##### MATERIAL SUPPLIED

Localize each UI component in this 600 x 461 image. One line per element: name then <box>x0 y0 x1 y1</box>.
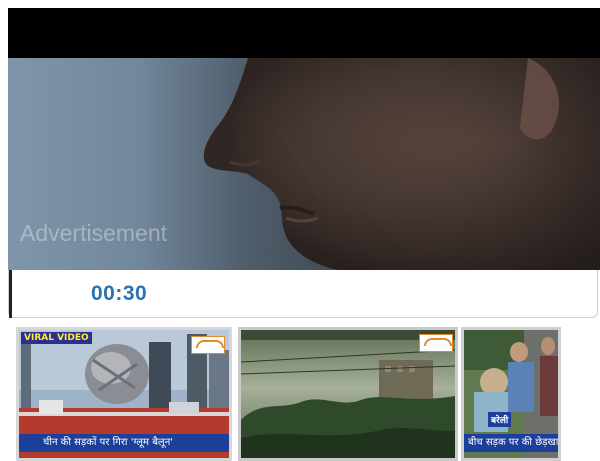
viral-video-badge: VIRAL VIDEO <box>21 332 92 344</box>
advertisement-label: Advertisement <box>20 220 168 246</box>
thumbnail-caption: बीच सड़क पर की छेड़खानी <box>464 434 558 452</box>
location-badge: बरेली <box>488 412 512 427</box>
video-frame[interactable]: Advertisement <box>8 58 600 270</box>
channel-logo-icon <box>419 334 453 352</box>
thumbnail-caption: चीन की सड़कों पर गिरा 'ग्लूम बैलून' <box>19 434 229 452</box>
related-video-thumbnail[interactable]: VIRAL VIDEO चीन की सड़कों पर गिरा 'ग्लूम… <box>16 327 232 461</box>
channel-logo-icon <box>191 336 225 354</box>
current-time: 00:30 <box>91 282 148 305</box>
player-control-bar[interactable]: 00:30 <box>8 270 598 318</box>
related-video-thumbnail[interactable] <box>238 327 458 461</box>
video-player[interactable]: Advertisement <box>8 8 600 270</box>
related-video-thumbnail[interactable]: बरेली बीच सड़क पर की छेड़खानी <box>461 327 561 461</box>
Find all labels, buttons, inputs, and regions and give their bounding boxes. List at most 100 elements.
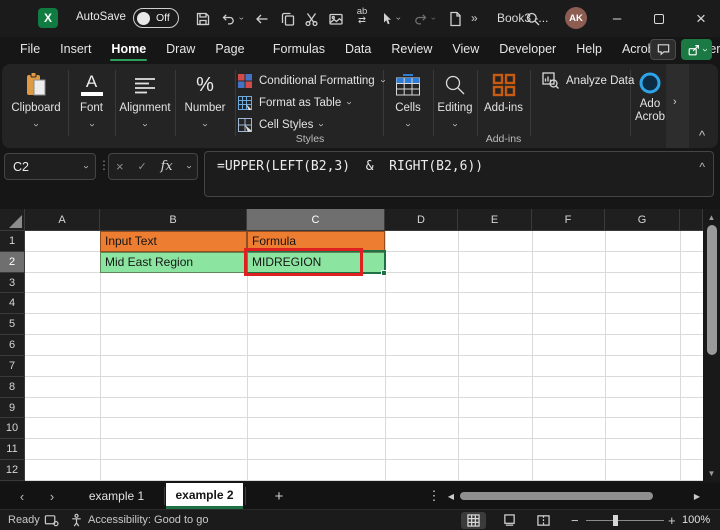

##########

Every entry belongs in the answer exactly as written, but no picture does.

Localize each UI component in this 600 x 461 image. One line per element: name then <box>x0 y0 x1 y1</box>.
viral-video-badge: VIRAL VIDEO <box>21 332 92 344</box>
advertisement-label: Advertisement <box>20 220 168 246</box>
thumbnail-caption: बीच सड़क पर की छेड़खानी <box>464 434 558 452</box>
location-badge: बरेली <box>488 412 512 427</box>
video-frame[interactable]: Advertisement <box>8 58 600 270</box>
channel-logo-icon <box>419 334 453 352</box>
thumbnail-caption: चीन की सड़कों पर गिरा 'ग्लूम बैलून' <box>19 434 229 452</box>
related-video-thumbnail[interactable]: VIRAL VIDEO चीन की सड़कों पर गिरा 'ग्लूम… <box>16 327 232 461</box>
channel-logo-icon <box>191 336 225 354</box>
current-time: 00:30 <box>91 282 148 305</box>
player-control-bar[interactable]: 00:30 <box>8 270 598 318</box>
related-video-thumbnail[interactable] <box>238 327 458 461</box>
video-player[interactable]: Advertisement <box>8 8 600 270</box>
related-video-thumbnail[interactable]: बरेली बीच सड़क पर की छेड़खानी <box>461 327 561 461</box>
Find all labels, buttons, inputs, and regions and give their bounding boxes. List at most 100 elements.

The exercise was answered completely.